* Start Material provided *

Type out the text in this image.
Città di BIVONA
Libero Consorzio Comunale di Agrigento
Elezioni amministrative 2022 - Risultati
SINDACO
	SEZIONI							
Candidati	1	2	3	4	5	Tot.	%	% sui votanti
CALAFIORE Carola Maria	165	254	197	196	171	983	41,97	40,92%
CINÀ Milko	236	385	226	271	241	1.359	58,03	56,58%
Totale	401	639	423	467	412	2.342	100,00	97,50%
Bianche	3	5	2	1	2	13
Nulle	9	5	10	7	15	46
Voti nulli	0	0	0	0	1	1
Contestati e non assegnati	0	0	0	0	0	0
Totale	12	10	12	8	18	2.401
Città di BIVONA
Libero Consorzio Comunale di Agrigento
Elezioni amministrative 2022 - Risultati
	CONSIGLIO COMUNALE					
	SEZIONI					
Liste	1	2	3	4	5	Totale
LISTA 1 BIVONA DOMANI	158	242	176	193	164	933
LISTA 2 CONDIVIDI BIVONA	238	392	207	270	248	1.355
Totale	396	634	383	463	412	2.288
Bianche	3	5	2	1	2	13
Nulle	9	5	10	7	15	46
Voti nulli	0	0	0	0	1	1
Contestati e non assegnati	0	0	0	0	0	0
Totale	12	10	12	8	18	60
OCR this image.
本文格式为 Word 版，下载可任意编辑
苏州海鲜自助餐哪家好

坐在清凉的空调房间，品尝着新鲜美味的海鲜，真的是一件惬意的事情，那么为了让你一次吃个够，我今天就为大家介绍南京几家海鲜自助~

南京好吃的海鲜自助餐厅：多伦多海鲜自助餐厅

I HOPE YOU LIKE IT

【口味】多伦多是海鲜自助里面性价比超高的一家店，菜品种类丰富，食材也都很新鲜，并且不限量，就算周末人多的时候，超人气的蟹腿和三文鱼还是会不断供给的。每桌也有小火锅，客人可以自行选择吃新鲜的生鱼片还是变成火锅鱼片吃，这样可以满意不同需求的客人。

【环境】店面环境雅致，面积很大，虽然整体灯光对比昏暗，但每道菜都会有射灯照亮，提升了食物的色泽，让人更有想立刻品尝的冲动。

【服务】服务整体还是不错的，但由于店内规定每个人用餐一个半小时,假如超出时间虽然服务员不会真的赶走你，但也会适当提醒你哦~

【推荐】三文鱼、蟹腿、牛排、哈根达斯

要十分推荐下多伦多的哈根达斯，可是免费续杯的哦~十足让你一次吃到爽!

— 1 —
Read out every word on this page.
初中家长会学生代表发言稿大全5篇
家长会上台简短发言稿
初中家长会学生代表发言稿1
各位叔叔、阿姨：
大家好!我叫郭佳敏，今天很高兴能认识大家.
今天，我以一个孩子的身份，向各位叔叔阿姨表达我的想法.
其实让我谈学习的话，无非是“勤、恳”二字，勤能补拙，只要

* End Material provided *

**Objective:** Set all of the entries down again, exactly as they were given.

**Response below:**
Type out the text in this image.
Città di BIVONA
Libero Consorzio Comunale di Agrigento
Elezioni amministrative 2022 - Risultati
SINDACO
	SEZIONI							
Candidati	1	2	3	4	5	Tot.	%	% sui votanti
CALAFIORE Carola Maria	165	254	197	196	171	983	41,97	40,92%
CINÀ Milko	236	385	226	271	241	1.359	58,03	56,58%
Totale	401	639	423	467	412	2.342	100,00	97,50%
Bianche	3	5	2	1	2	13
Nulle	9	5	10	7	15	46
Voti nulli	0	0	0	0	1	1
Contestati e non assegnati	0	0	0	0	0	0
Totale	12	10	12	8	18	2.401
Città di BIVONA
Libero Consorzio Comunale di Agrigento
Elezioni amministrative 2022 - Risultati
	CONSIGLIO COMUNALE					
	SEZIONI					
Liste	1	2	3	4	5	Totale
LISTA 1 BIVONA DOMANI	158	242	176	193	164	933
LISTA 2 CONDIVIDI BIVONA	238	392	207	270	248	1.355
Totale	396	634	383	463	412	2.288
Bianche	3	5	2	1	2	13
Nulle	9	5	10	7	15	46
Voti nulli	0	0	0	0	1	1
Contestati e non assegnati	0	0	0	0	0	0
Totale	12	10	12	8	18	60
OCR this image.
本文格式为 Word 版，下载可任意编辑
苏州海鲜自助餐哪家好

坐在清凉的空调房间，品尝着新鲜美味的海鲜，真的是一件惬意的事情，那么为了让你一次吃个够，我今天就为大家介绍南京几家海鲜自助~

南京好吃的海鲜自助餐厅：多伦多海鲜自助餐厅

I HOPE YOU LIKE IT

【口味】多伦多是海鲜自助里面性价比超高的一家店，菜品种类丰富，食材也都很新鲜，并且不限量，就算周末人多的时候，超人气的蟹腿和三文鱼还是会不断供给的。每桌也有小火锅，客人可以自行选择吃新鲜的生鱼片还是变成火锅鱼片吃，这样可以满意不同需求的客人。

【环境】店面环境雅致，面积很大，虽然整体灯光对比昏暗，但每道菜都会有射灯照亮，提升了食物的色泽，让人更有想立刻品尝的冲动。

【服务】服务整体还是不错的，但由于店内规定每个人用餐一个半小时,假如超出时间虽然服务员不会真的赶走你，但也会适当提醒你哦~

【推荐】三文鱼、蟹腿、牛排、哈根达斯

要十分推荐下多伦多的哈根达斯，可是免费续杯的哦~十足让你一次吃到爽!

— 1 —
Read out every word on this page.
初中家长会学生代表发言稿大全5篇
家长会上台简短发言稿
初中家长会学生代表发言稿1
各位叔叔、阿姨：
大家好!我叫郭佳敏，今天很高兴能认识大家.
今天，我以一个孩子的身份，向各位叔叔阿姨表达我的想法.
其实让我谈学习的话，无非是“勤、恳”二字，勤能补拙，只要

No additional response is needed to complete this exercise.